— Start of Supplied data —

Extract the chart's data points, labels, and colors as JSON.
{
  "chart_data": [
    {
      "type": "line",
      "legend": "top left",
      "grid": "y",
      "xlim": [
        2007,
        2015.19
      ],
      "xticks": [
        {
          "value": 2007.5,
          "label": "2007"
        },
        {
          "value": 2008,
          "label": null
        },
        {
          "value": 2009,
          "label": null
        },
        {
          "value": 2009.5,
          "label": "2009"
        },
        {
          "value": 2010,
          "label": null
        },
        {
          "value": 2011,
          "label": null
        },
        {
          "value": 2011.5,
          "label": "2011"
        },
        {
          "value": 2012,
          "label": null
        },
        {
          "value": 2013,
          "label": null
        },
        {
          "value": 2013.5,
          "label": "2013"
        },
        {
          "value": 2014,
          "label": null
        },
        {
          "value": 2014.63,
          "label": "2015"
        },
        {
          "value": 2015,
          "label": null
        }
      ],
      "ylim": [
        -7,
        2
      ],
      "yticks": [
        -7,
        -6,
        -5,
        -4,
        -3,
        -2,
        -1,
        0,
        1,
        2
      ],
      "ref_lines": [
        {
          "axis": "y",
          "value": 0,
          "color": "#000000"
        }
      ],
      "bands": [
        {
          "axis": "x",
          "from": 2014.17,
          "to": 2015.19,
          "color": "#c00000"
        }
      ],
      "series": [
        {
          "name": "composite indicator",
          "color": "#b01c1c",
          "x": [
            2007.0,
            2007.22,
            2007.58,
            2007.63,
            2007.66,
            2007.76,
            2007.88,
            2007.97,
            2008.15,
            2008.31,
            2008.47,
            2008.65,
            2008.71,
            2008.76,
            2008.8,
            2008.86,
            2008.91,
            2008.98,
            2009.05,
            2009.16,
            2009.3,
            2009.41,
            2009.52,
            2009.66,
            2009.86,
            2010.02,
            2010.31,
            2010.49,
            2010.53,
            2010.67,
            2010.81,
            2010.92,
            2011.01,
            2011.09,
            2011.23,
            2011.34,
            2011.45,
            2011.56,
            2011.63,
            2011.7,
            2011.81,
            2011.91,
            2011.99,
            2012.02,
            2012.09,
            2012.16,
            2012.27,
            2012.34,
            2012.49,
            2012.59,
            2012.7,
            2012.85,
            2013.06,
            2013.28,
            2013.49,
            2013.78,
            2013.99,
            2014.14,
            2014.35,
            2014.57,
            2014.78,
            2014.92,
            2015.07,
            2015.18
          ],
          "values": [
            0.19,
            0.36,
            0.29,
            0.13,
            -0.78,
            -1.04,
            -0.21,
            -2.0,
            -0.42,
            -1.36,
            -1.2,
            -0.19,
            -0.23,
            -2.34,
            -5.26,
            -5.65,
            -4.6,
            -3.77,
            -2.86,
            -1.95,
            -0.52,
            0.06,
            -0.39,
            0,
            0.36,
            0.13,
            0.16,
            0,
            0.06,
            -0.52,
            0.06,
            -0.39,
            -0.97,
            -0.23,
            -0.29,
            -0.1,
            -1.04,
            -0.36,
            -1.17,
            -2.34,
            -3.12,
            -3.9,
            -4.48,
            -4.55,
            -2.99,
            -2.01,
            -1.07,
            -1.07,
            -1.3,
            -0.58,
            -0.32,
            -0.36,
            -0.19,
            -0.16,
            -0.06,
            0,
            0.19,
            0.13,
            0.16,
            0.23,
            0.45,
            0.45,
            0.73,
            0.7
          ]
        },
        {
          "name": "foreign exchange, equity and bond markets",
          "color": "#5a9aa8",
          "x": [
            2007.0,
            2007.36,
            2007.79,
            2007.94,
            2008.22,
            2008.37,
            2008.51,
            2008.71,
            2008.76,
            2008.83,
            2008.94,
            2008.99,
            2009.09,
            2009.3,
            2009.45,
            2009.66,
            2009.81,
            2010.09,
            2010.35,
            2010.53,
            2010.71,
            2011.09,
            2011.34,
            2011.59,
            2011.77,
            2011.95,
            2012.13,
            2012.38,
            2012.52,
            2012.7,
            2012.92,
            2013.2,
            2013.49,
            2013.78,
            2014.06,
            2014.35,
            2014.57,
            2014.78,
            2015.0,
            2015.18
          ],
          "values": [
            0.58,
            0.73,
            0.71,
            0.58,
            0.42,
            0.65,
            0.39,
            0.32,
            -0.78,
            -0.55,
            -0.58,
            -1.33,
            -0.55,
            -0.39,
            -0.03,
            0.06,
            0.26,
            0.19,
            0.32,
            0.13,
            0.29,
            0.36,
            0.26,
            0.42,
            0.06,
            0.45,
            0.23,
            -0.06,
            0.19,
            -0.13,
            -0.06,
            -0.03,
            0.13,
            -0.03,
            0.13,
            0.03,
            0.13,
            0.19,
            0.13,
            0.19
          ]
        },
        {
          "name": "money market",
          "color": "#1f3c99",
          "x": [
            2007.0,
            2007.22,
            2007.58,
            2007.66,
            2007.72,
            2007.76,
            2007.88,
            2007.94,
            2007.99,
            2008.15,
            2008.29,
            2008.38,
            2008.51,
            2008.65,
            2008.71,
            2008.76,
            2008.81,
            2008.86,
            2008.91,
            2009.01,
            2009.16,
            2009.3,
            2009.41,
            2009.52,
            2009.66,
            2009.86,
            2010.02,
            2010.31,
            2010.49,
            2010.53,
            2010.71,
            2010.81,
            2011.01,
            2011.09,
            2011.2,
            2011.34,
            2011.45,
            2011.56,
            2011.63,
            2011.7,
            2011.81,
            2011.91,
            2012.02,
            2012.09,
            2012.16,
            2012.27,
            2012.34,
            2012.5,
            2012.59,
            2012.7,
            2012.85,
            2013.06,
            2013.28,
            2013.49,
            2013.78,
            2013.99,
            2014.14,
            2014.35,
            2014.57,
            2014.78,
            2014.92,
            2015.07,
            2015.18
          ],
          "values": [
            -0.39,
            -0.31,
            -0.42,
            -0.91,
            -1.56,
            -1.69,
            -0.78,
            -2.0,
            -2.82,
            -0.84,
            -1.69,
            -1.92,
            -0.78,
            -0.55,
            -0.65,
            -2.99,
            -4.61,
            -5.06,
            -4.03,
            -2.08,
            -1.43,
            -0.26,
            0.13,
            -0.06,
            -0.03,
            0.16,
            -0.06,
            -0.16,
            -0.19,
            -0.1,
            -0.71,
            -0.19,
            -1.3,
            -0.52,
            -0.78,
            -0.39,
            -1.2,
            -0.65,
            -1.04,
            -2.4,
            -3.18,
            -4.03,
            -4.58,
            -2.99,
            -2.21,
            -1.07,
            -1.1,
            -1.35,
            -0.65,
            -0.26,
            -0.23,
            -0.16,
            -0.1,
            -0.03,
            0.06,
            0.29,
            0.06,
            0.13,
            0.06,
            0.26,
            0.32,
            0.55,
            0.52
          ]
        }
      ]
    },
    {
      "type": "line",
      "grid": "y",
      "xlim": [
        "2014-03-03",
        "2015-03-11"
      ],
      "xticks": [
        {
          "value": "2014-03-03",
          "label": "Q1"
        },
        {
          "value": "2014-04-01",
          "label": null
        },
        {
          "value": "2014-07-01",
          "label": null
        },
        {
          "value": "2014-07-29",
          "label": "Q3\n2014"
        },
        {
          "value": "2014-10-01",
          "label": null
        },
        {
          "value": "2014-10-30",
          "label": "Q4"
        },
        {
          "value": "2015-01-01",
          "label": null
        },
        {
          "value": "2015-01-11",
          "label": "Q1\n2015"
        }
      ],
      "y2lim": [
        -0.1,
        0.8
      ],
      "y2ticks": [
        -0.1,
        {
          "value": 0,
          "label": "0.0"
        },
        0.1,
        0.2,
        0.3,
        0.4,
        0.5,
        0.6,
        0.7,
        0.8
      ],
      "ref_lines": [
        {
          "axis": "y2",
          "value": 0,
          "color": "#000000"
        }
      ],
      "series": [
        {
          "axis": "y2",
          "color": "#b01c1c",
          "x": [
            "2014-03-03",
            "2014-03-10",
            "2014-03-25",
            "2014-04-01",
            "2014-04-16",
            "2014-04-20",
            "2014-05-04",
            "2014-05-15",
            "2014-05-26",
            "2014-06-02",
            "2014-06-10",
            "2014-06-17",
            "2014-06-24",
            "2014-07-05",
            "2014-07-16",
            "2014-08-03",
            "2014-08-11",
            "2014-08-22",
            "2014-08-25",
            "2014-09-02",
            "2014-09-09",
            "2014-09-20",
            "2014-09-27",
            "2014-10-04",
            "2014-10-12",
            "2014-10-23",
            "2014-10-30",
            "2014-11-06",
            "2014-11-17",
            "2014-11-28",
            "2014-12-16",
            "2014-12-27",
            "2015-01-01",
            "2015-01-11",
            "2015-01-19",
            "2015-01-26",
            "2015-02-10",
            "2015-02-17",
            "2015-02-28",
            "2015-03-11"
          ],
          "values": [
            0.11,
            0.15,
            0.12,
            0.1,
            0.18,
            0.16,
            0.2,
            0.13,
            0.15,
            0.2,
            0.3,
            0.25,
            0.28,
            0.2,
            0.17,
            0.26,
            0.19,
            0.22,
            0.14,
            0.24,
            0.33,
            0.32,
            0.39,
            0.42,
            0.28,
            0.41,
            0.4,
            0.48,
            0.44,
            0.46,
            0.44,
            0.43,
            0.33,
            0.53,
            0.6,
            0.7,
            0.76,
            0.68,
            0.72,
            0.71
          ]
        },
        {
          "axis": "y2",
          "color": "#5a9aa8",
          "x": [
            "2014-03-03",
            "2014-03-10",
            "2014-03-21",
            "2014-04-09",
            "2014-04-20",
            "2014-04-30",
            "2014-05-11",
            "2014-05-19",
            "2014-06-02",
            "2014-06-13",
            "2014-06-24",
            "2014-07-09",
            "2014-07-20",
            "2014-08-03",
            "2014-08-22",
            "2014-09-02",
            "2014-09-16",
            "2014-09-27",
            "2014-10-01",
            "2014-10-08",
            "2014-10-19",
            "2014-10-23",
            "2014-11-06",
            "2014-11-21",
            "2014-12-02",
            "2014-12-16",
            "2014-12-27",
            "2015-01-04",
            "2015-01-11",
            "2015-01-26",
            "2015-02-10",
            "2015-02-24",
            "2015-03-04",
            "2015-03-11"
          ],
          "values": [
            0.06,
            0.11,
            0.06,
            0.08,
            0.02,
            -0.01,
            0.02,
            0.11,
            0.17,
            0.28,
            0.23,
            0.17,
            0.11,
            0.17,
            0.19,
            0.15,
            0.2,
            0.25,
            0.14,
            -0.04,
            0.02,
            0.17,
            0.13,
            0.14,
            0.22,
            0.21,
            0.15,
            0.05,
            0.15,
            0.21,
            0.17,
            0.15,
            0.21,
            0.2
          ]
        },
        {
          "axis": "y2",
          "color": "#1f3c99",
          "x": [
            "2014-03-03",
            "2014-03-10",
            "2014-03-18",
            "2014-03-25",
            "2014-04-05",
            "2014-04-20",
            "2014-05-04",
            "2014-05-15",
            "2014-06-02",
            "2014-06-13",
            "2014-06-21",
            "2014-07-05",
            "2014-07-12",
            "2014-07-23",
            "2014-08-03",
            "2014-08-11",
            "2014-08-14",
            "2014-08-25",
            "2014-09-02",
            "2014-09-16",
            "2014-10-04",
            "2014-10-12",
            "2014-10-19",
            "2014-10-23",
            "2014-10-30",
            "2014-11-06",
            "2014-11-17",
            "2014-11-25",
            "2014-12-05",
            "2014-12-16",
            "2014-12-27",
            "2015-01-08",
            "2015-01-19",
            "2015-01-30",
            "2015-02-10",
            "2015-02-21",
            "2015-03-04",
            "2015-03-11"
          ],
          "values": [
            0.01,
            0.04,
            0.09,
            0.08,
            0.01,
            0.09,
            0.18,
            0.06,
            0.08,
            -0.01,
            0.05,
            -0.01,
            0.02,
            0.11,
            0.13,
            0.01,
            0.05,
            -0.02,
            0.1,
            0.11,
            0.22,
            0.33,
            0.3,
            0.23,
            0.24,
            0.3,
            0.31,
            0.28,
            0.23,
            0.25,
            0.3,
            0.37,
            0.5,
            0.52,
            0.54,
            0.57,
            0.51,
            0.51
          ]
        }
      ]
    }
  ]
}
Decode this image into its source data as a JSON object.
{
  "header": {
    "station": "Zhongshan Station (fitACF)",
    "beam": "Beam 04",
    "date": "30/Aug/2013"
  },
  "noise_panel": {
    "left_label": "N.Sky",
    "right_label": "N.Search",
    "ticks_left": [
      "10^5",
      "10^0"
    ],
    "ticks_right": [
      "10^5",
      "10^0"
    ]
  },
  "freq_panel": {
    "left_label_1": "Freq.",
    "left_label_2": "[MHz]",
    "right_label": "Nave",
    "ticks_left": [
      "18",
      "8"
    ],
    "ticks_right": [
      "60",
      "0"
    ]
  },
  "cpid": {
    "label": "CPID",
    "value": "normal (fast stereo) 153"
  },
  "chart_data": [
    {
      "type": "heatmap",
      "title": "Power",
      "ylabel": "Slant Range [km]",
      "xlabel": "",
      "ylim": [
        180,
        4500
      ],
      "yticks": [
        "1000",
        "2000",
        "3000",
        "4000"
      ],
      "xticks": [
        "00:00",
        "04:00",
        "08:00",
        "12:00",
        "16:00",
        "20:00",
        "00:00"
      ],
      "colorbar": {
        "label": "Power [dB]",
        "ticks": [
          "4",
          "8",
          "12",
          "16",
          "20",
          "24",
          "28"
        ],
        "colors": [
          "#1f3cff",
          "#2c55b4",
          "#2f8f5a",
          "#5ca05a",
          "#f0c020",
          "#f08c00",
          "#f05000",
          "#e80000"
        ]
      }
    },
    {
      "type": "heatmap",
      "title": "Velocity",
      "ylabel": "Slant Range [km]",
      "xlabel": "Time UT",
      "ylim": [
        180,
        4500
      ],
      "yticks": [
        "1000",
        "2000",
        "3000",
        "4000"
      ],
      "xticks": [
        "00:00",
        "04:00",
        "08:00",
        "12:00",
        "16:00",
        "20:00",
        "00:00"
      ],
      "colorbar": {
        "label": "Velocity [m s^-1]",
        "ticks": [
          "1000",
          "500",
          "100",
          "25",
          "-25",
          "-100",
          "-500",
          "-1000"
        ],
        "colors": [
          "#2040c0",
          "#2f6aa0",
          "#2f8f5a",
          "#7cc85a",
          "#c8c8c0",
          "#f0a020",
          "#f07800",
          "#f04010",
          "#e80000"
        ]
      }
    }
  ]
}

— End of Supplied data —

=== Task description ===
Gather each line from the entries above that includes the word "name".

=== Exercise solution ===
          "name": "composite indicator",
          "name": "foreign exchange, equity and bond markets",
          "name": "money market",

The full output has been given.